* [Written exercise] Give every entry again, word for word and in full.

··· Given entries ···

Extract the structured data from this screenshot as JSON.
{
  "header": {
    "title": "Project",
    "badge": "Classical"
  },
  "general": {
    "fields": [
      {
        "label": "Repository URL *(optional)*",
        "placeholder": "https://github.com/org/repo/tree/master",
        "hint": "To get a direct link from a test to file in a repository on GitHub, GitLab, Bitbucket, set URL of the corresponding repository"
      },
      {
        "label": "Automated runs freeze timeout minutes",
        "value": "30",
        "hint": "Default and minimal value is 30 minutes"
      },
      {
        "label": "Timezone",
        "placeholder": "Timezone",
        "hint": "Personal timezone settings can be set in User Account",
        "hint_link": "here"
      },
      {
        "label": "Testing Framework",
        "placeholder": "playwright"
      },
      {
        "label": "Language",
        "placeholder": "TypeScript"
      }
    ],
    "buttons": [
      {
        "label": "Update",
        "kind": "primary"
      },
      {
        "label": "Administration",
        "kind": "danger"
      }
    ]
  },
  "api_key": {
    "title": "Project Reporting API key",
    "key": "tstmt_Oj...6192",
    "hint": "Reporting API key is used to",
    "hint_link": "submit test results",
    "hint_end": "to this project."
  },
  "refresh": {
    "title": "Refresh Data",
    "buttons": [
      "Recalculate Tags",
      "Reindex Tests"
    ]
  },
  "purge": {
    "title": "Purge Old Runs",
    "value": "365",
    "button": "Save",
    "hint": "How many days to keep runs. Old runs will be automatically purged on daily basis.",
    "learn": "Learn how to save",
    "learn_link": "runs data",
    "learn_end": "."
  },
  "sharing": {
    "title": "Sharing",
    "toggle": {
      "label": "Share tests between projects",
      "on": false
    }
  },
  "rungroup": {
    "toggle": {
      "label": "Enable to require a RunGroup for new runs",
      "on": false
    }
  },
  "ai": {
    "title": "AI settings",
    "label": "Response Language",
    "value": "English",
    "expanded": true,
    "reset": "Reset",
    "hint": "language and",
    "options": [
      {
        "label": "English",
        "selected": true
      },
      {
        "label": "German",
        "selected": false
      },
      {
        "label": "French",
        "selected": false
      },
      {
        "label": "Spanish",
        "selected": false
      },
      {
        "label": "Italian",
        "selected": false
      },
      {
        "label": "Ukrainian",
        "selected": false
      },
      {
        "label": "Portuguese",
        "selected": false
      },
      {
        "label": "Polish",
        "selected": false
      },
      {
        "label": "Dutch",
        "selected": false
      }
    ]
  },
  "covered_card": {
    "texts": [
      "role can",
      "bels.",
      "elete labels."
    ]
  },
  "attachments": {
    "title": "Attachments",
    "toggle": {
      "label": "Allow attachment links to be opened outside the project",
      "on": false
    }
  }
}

···

* [Finished answer]
Extract the structured data from this screenshot as JSON.
{
  "header": {
    "title": "Project",
    "badge": "Classical"
  },
  "general": {
    "fields": [
      {
        "label": "Repository URL *(optional)*",
        "placeholder": "https://github.com/org/repo/tree/master",
        "hint": "To get a direct link from a test to file in a repository on GitHub, GitLab, Bitbucket, set URL of the corresponding repository"
      },
      {
        "label": "Automated runs freeze timeout minutes",
        "value": "30",
        "hint": "Default and minimal value is 30 minutes"
      },
      {
        "label": "Timezone",
        "placeholder": "Timezone",
        "hint": "Personal timezone settings can be set in User Account",
        "hint_link": "here"
      },
      {
        "label": "Testing Framework",
        "placeholder": "playwright"
      },
      {
        "label": "Language",
        "placeholder": "TypeScript"
      }
    ],
    "buttons": [
      {
        "label": "Update",
        "kind": "primary"
      },
      {
        "label": "Administration",
        "kind": "danger"
      }
    ]
  },
  "api_key": {
    "title": "Project Reporting API key",
    "key": "tstmt_Oj...6192",
    "hint": "Reporting API key is used to",
    "hint_link": "submit test results",
    "hint_end": "to this project."
  },
  "refresh": {
    "title": "Refresh Data",
    "buttons": [
      "Recalculate Tags",
      "Reindex Tests"
    ]
  },
  "purge": {
    "title": "Purge Old Runs",
    "value": "365",
    "button": "Save",
    "hint": "How many days to keep runs. Old runs will be automatically purged on daily basis.",
    "learn": "Learn how to save",
    "learn_link": "runs data",
    "learn_end": "."
  },
  "sharing": {
    "title": "Sharing",
    "toggle": {
      "label": "Share tests between projects",
      "on": false
    }
  },
  "rungroup": {
    "toggle": {
      "label": "Enable to require a RunGroup for new runs",
      "on": false
    }
  },
  "ai": {
    "title": "AI settings",
    "label": "Response Language",
    "value": "English",
    "expanded": true,
    "reset": "Reset",
    "hint": "language and",
    "options": [
      {
        "label": "English",
        "selected": true
      },
      {
        "label": "German",
        "selected": false
      },
      {
        "label": "French",
        "selected": false
      },
      {
        "label": "Spanish",
        "selected": false
      },
      {
        "label": "Italian",
        "selected": false
      },
      {
        "label": "Ukrainian",
        "selected": false
      },
      {
        "label": "Portuguese",
        "selected": false
      },
      {
        "label": "Polish",
        "selected": false
      },
      {
        "label": "Dutch",
        "selected": false
      }
    ]
  },
  "covered_card": {
    "texts": [
      "role can",
      "bels.",
      "elete labels."
    ]
  },
  "attachments": {
    "title": "Attachments",
    "toggle": {
      "label": "Allow attachment links to be opened outside the project",
      "on": false
    }
  }
}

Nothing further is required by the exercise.